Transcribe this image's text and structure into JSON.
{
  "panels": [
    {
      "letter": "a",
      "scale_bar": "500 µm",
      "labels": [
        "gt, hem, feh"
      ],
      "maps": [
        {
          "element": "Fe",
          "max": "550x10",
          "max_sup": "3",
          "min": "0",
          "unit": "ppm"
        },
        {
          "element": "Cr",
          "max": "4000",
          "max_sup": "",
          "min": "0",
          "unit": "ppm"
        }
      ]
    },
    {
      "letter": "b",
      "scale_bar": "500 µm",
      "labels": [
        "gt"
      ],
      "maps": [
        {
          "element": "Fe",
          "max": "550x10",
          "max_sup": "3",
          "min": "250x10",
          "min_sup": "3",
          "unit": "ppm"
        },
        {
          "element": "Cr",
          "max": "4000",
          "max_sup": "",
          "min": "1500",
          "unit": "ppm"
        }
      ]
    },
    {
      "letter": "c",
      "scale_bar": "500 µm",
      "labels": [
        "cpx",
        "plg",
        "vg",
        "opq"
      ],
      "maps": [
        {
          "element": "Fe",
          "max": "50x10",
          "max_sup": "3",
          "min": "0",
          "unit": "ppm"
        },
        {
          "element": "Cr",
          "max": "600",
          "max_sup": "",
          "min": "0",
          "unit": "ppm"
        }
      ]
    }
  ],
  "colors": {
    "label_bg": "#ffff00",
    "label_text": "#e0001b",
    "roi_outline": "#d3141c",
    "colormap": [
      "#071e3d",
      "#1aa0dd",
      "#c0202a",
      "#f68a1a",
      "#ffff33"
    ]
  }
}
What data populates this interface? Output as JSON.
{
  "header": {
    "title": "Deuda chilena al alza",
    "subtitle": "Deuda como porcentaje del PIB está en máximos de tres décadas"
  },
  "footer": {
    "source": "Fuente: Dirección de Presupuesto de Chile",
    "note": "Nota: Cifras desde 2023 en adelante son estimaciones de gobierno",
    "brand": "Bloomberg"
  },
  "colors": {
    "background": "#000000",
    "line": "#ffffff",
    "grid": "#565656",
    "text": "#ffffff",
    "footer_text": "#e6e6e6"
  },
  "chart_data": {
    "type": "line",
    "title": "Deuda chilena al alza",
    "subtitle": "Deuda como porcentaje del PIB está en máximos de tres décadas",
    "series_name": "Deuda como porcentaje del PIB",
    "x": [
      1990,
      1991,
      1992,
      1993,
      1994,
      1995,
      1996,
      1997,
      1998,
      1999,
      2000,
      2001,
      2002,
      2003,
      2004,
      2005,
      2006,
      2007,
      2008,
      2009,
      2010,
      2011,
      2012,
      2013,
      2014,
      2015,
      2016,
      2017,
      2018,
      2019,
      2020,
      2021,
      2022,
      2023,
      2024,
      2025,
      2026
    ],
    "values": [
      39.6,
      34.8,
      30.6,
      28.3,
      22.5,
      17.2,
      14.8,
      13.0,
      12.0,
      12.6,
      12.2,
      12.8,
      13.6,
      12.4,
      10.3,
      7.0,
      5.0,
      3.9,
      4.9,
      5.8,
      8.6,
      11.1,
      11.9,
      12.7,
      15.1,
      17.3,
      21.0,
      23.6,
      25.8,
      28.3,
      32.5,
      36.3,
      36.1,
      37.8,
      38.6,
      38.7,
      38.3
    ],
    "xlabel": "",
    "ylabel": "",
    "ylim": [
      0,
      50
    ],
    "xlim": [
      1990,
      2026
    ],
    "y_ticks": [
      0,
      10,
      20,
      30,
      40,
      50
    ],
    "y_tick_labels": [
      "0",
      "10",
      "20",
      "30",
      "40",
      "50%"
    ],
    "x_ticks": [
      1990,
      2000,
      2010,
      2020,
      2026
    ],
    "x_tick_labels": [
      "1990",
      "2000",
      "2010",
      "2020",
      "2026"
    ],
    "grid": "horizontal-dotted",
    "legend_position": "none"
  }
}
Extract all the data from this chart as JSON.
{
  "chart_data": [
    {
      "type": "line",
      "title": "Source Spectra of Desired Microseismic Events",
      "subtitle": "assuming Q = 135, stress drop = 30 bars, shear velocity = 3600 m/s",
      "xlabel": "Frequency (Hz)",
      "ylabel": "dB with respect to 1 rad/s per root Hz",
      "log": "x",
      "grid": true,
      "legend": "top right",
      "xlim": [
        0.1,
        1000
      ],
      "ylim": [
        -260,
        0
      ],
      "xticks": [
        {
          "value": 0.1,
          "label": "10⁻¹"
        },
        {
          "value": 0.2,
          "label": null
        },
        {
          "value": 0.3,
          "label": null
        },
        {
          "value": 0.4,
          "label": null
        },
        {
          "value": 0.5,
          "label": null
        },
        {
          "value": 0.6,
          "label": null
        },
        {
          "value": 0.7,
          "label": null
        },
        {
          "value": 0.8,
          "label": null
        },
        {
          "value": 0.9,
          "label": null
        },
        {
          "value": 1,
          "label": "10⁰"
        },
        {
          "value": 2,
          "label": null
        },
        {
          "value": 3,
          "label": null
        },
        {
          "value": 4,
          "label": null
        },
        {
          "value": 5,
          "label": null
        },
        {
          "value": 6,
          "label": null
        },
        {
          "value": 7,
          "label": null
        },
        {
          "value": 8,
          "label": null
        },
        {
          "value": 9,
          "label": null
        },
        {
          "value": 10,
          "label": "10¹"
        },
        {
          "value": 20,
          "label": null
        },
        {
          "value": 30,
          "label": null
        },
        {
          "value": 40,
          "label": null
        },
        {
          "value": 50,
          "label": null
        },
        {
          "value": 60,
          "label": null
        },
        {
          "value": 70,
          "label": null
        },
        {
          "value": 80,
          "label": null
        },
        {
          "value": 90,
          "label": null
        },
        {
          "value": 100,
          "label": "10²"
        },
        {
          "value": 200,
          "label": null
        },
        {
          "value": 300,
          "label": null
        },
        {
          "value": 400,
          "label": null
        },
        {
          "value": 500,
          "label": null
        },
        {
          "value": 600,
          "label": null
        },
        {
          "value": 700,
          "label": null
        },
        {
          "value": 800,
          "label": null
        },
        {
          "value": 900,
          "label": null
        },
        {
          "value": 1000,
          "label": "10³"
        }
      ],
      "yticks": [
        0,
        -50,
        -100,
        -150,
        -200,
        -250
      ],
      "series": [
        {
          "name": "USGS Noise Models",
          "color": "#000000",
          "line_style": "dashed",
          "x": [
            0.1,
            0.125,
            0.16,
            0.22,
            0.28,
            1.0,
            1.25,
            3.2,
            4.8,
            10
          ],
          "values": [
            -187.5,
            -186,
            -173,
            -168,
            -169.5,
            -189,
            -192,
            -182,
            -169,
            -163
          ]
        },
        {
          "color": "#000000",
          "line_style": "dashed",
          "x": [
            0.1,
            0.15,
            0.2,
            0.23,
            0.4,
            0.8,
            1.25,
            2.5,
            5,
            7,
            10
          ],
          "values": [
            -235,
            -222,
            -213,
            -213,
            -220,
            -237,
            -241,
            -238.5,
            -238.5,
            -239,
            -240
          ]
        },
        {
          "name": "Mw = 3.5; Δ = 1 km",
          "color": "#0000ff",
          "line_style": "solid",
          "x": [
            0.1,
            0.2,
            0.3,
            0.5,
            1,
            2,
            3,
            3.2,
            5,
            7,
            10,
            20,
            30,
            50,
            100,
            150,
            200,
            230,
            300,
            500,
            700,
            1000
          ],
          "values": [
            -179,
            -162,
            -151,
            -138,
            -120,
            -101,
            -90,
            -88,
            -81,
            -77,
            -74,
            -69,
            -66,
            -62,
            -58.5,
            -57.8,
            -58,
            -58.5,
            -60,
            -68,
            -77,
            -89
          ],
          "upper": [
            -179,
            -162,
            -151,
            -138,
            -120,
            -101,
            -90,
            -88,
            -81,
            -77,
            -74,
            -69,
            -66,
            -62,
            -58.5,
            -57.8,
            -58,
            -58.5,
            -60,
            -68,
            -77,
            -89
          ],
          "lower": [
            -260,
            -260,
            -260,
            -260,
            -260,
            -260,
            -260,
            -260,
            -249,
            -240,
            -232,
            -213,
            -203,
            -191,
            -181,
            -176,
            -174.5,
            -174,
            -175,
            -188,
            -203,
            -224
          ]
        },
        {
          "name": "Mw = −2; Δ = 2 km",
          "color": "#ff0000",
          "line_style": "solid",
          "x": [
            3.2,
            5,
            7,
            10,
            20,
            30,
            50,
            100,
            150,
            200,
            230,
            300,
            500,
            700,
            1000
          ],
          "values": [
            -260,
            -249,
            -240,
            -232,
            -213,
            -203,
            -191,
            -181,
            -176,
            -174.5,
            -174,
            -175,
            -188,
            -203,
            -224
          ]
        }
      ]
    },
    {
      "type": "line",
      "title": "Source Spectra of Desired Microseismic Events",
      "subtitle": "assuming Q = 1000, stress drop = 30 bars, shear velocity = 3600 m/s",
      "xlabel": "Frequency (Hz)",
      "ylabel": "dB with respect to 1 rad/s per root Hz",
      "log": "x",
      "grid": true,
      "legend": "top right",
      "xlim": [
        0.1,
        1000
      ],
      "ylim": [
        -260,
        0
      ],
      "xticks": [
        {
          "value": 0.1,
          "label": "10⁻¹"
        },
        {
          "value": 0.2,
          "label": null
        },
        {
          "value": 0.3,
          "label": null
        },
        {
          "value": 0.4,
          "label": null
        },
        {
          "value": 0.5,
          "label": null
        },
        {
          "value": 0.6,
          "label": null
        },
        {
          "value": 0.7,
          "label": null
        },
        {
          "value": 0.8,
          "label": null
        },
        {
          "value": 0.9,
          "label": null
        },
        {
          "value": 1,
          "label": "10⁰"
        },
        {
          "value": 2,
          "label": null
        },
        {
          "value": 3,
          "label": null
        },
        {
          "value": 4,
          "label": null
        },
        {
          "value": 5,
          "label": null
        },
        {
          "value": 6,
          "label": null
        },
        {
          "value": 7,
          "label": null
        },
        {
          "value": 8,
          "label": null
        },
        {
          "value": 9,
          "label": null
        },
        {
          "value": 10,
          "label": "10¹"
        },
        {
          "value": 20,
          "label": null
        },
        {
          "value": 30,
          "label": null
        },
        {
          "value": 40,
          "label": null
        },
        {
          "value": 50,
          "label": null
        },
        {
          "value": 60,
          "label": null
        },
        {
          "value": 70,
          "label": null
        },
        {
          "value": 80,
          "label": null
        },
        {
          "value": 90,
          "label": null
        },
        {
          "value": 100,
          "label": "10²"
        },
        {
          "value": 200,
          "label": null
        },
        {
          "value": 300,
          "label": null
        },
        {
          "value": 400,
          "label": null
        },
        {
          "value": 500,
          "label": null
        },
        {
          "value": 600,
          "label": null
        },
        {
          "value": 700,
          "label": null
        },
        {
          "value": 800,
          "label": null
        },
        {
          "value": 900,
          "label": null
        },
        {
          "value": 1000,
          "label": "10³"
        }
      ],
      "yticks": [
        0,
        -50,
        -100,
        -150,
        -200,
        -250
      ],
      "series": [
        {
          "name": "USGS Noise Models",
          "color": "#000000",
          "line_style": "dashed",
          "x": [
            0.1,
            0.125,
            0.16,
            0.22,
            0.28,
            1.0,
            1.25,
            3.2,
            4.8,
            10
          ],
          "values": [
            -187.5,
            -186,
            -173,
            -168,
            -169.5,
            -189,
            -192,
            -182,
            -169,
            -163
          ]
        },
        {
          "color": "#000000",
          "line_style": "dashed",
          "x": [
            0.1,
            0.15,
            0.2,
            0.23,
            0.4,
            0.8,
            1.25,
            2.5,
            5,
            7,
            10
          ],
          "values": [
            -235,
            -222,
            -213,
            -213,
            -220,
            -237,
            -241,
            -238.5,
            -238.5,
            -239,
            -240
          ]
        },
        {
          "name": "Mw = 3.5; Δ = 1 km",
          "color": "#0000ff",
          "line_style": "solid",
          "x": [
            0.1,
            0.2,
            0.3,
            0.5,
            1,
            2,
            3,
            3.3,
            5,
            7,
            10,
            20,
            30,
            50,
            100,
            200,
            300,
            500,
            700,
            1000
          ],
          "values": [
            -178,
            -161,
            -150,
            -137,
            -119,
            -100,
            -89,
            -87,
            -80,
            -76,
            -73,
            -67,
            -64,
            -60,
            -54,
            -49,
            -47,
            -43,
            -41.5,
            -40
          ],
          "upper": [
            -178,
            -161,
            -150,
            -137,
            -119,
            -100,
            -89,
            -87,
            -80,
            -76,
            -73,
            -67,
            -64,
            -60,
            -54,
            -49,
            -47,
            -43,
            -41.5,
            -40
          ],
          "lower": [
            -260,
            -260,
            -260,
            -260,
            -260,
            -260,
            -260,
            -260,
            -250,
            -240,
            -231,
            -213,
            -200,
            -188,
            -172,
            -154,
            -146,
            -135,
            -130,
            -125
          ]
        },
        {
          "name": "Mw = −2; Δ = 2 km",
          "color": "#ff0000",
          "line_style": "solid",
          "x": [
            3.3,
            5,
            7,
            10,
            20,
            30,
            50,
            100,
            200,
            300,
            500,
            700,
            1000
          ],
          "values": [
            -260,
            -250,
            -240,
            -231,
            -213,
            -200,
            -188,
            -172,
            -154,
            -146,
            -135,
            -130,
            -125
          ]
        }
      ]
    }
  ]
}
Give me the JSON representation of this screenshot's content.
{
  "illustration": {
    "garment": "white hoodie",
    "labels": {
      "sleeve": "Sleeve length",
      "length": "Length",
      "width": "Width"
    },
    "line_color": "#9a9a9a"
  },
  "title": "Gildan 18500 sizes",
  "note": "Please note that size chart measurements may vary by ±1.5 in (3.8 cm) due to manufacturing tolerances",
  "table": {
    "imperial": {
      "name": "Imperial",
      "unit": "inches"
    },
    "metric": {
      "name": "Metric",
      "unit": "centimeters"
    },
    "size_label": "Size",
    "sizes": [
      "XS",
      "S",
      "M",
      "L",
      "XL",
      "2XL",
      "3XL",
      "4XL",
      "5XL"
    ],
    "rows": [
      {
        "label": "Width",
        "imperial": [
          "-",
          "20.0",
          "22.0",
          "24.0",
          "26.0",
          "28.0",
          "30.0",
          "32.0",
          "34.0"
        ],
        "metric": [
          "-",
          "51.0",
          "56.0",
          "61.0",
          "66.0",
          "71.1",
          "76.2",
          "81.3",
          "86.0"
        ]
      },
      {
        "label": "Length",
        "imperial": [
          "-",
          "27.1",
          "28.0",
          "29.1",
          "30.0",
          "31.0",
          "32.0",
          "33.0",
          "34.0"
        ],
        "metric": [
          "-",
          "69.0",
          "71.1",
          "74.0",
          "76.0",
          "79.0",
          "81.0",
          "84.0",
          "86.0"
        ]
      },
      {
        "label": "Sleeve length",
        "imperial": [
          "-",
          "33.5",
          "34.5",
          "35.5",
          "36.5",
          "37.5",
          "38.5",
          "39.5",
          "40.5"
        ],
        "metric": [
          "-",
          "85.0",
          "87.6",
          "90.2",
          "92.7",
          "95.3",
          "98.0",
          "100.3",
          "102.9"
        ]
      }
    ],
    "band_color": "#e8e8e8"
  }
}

**REQUIRED WORK**
Everything from the line containing "Give me the" to the last line of the entries above should be quoted exactly, and only that.

**REPLY**
Give me the JSON representation of this screenshot's content.
{
  "illustration": {
    "garment": "white hoodie",
    "labels": {
      "sleeve": "Sleeve length",
      "length": "Length",
      "width": "Width"
    },
    "line_color": "#9a9a9a"
  },
  "title": "Gildan 18500 sizes",
  "note": "Please note that size chart measurements may vary by ±1.5 in (3.8 cm) due to manufacturing tolerances",
  "table": {
    "imperial": {
      "name": "Imperial",
      "unit": "inches"
    },
    "metric": {
      "name": "Metric",
      "unit": "centimeters"
    },
    "size_label": "Size",
    "sizes": [
      "XS",
      "S",
      "M",
      "L",
      "XL",
      "2XL",
      "3XL",
      "4XL",
      "5XL"
    ],
    "rows": [
      {
        "label": "Width",
        "imperial": [
          "-",
          "20.0",
          "22.0",
          "24.0",
          "26.0",
          "28.0",
          "30.0",
          "32.0",
          "34.0"
        ],
        "metric": [
          "-",
          "51.0",
          "56.0",
          "61.0",
          "66.0",
          "71.1",
          "76.2",
          "81.3",
          "86.0"
        ]
      },
      {
        "label": "Length",
        "imperial": [
          "-",
          "27.1",
          "28.0",
          "29.1",
          "30.0",
          "31.0",
          "32.0",
          "33.0",
          "34.0"
        ],
        "metric": [
          "-",
          "69.0",
          "71.1",
          "74.0",
          "76.0",
          "79.0",
          "81.0",
          "84.0",
          "86.0"
        ]
      },
      {
        "label": "Sleeve length",
        "imperial": [
          "-",
          "33.5",
          "34.5",
          "35.5",
          "36.5",
          "37.5",
          "38.5",
          "39.5",
          "40.5"
        ],
        "metric": [
          "-",
          "85.0",
          "87.6",
          "90.2",
          "92.7",
          "95.3",
          "98.0",
          "100.3",
          "102.9"
        ]
      }
    ],
    "band_color": "#e8e8e8"
  }
}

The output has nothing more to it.